#### What needs to be done:
Reproduce all the lines exactly as they stand, apart from the pictures.
::: Dataset rows :::
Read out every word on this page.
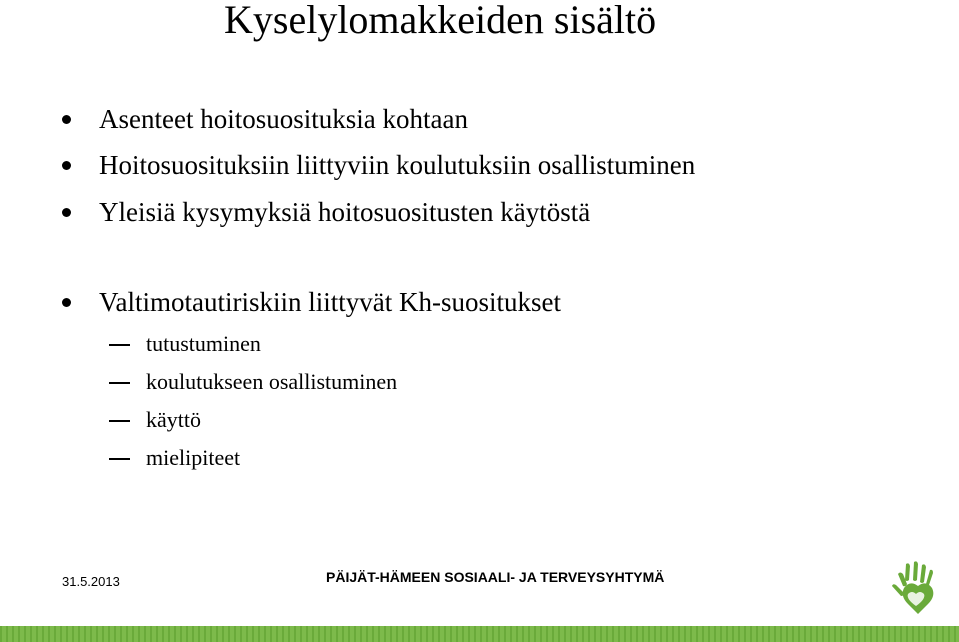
Kyselylomakkeiden sisältö
Asenteet hoitosuosituksia kohtaan
Hoitosuosituksiin liittyviin koulutuksiin osallistuminen
Yleisiä kysymyksiä hoitosuositusten käytöstä
Valtimotautiriskiin liittyvät Kh-suositukset
tutustuminen
koulutukseen osallistuminen
käyttö
mielipiteet
31.5.2013	PÄIJÄT-HÄMEEN SOSIAALI- JA TERVEYSYHTYMÄ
:::
#### Finished answer:
Read out every word on this page.
Kyselylomakkeiden sisältö
Asenteet hoitosuosituksia kohtaan
Hoitosuosituksiin liittyviin koulutuksiin osallistuminen
Yleisiä kysymyksiä hoitosuositusten käytöstä
Valtimotautiriskiin liittyvät Kh-suositukset
tutustuminen
koulutukseen osallistuminen
käyttö
mielipiteet
31.5.2013	PÄIJÄT-HÄMEEN SOSIAALI- JA TERVEYSYHTYMÄ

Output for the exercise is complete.